[STATED TASK] Work through the data line by line, gathering every line that has the word "type".

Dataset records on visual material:
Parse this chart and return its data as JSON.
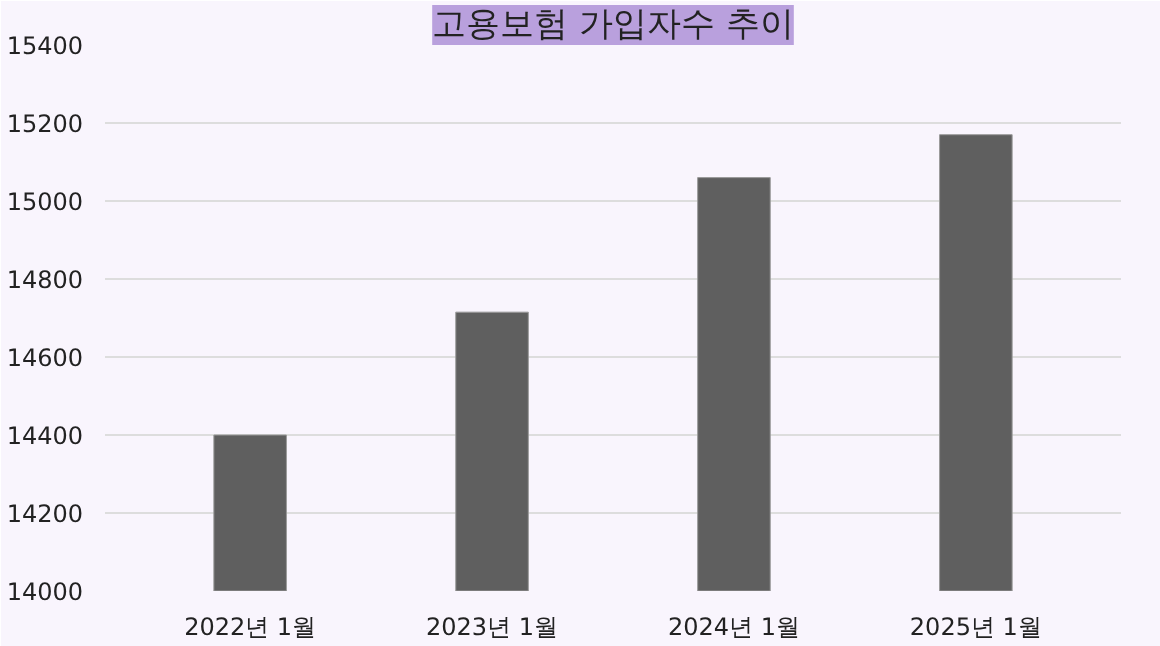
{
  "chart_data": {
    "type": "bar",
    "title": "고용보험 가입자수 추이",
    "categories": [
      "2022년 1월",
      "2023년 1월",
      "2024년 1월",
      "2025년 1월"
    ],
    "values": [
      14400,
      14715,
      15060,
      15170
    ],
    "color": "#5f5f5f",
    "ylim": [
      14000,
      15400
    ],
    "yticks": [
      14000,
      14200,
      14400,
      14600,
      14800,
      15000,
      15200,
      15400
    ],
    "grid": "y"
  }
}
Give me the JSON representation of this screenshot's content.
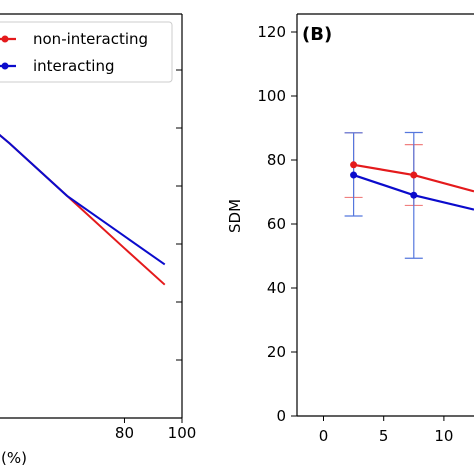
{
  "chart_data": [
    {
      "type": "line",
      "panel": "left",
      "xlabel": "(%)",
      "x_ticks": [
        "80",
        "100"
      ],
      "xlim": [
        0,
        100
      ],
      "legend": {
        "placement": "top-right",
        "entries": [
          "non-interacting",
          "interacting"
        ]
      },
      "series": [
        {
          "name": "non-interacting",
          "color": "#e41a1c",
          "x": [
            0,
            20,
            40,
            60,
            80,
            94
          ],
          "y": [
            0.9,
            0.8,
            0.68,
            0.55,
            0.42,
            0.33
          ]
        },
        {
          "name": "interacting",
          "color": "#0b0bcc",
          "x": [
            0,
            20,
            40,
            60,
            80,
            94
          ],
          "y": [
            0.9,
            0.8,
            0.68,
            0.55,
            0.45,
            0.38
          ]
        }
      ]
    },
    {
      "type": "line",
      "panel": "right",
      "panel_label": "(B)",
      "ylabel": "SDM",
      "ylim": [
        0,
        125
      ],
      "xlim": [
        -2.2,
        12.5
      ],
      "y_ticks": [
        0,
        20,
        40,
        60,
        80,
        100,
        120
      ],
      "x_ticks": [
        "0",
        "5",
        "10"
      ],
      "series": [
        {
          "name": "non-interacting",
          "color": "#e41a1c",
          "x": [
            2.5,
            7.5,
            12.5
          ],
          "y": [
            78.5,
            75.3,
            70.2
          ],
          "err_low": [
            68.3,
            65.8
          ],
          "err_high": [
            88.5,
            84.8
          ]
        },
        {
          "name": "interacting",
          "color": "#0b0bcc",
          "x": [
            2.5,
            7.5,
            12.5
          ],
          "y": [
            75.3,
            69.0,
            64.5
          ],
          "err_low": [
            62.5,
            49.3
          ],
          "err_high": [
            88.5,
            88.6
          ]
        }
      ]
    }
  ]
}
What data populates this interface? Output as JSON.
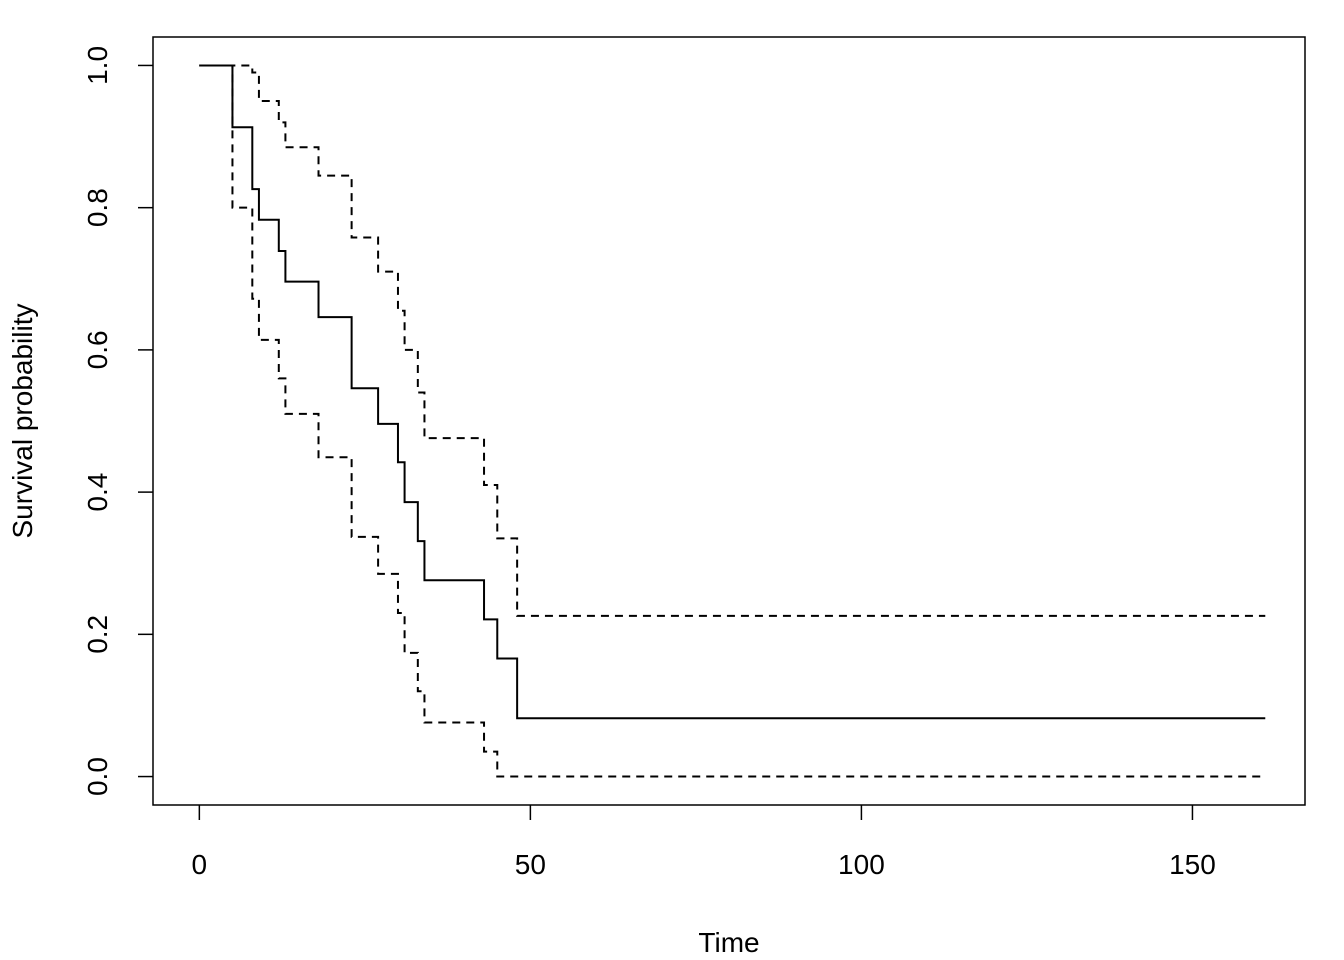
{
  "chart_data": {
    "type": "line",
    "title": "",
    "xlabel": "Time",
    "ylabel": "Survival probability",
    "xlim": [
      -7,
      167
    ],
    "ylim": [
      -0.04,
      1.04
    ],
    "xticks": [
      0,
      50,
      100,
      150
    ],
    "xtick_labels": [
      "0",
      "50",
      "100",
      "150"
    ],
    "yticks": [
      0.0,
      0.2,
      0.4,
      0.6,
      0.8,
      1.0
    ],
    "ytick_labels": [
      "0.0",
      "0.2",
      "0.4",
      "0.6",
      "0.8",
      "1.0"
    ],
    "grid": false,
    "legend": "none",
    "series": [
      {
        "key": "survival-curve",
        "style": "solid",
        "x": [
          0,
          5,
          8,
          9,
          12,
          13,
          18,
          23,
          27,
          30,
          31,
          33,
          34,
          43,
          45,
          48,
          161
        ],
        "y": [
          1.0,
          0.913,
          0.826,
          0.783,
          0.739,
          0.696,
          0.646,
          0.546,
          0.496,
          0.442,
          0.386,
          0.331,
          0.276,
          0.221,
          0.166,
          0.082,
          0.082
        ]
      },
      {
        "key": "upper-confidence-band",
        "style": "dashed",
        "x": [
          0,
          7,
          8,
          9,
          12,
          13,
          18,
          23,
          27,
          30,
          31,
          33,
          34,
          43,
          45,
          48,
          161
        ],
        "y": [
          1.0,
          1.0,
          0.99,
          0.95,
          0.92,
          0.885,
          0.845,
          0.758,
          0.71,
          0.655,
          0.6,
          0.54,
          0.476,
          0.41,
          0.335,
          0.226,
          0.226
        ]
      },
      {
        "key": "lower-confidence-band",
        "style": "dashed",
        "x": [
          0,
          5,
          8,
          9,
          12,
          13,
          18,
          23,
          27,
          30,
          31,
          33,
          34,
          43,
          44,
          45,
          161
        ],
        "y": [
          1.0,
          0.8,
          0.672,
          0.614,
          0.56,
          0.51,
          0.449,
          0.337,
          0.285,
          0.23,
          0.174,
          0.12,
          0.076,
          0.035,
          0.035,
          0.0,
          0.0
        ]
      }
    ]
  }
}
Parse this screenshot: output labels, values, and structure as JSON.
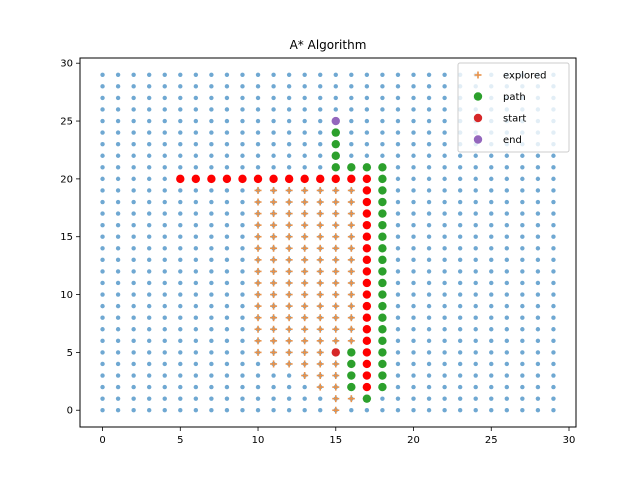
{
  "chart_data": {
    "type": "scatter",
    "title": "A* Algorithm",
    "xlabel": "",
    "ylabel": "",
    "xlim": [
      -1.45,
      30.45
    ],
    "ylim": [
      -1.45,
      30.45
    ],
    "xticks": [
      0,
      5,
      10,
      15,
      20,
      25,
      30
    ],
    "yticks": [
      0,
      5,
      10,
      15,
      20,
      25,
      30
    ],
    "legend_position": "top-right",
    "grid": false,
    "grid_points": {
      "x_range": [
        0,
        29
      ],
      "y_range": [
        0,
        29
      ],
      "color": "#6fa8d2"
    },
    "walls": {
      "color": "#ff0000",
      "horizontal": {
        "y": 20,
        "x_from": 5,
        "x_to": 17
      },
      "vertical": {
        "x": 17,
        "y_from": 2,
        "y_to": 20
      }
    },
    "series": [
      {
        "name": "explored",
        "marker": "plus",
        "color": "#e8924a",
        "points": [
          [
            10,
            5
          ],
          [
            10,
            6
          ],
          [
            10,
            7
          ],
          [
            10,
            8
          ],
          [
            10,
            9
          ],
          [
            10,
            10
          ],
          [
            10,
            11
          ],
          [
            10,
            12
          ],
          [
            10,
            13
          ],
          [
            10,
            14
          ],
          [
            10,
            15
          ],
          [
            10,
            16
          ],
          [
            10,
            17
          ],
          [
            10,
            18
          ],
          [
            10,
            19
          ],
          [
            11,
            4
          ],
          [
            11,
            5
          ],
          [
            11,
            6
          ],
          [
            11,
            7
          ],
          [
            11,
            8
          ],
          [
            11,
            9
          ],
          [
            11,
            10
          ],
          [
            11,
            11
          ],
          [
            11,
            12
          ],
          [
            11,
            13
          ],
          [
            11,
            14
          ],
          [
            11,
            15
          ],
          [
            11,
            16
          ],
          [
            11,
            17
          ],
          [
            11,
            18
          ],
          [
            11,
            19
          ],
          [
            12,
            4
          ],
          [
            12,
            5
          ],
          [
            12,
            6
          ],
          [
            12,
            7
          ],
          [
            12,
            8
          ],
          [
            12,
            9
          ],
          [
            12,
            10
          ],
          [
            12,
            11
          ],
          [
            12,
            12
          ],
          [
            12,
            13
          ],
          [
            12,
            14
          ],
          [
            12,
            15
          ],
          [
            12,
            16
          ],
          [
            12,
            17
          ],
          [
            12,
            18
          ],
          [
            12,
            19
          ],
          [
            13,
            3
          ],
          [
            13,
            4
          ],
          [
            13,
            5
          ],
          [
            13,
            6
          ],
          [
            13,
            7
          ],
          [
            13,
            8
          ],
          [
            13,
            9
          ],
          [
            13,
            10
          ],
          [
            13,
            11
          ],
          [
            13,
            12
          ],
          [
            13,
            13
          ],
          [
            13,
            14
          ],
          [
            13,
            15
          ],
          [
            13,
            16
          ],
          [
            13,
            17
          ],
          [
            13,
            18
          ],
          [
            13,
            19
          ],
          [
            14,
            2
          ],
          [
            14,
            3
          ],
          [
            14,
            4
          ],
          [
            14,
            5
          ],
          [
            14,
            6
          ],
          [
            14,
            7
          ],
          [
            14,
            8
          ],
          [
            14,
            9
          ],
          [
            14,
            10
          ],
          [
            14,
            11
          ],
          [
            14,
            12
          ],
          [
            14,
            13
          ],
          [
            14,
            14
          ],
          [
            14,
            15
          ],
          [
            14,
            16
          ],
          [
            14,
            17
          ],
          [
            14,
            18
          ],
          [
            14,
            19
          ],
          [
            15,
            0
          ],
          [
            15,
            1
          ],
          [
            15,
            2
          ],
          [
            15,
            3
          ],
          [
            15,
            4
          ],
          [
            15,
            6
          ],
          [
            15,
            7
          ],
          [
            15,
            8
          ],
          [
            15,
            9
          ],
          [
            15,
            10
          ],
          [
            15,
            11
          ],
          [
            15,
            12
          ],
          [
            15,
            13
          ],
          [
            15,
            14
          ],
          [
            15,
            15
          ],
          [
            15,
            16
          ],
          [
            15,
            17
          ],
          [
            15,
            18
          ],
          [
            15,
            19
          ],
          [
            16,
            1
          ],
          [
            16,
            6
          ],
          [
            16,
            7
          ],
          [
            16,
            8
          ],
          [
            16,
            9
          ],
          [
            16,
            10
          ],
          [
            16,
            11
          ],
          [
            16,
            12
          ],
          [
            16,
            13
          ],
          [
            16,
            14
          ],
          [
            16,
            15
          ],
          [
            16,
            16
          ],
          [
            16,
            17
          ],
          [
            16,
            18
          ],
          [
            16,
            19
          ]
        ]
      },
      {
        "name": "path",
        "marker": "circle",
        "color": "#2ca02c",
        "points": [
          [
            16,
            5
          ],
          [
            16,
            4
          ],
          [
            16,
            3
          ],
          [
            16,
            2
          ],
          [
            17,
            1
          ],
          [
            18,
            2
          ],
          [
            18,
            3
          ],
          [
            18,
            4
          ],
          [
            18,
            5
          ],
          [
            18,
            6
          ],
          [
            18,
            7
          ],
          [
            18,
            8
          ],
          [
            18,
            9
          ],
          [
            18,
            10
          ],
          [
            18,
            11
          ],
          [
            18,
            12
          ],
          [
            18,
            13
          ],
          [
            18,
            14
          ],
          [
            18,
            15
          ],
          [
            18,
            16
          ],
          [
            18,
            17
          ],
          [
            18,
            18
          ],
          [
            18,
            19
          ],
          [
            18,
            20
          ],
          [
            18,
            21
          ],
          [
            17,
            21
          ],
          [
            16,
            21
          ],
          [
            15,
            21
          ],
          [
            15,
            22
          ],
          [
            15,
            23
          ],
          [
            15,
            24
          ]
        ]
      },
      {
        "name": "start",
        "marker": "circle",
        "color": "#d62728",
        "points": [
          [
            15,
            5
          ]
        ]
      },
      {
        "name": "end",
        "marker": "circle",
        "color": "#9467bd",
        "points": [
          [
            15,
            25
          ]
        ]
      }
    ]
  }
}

[RESULT FOR THIS TASK]
    "type": "bar",
      "type": "line",
      "type": "line",
    "type": "line",
    "type": "scatter",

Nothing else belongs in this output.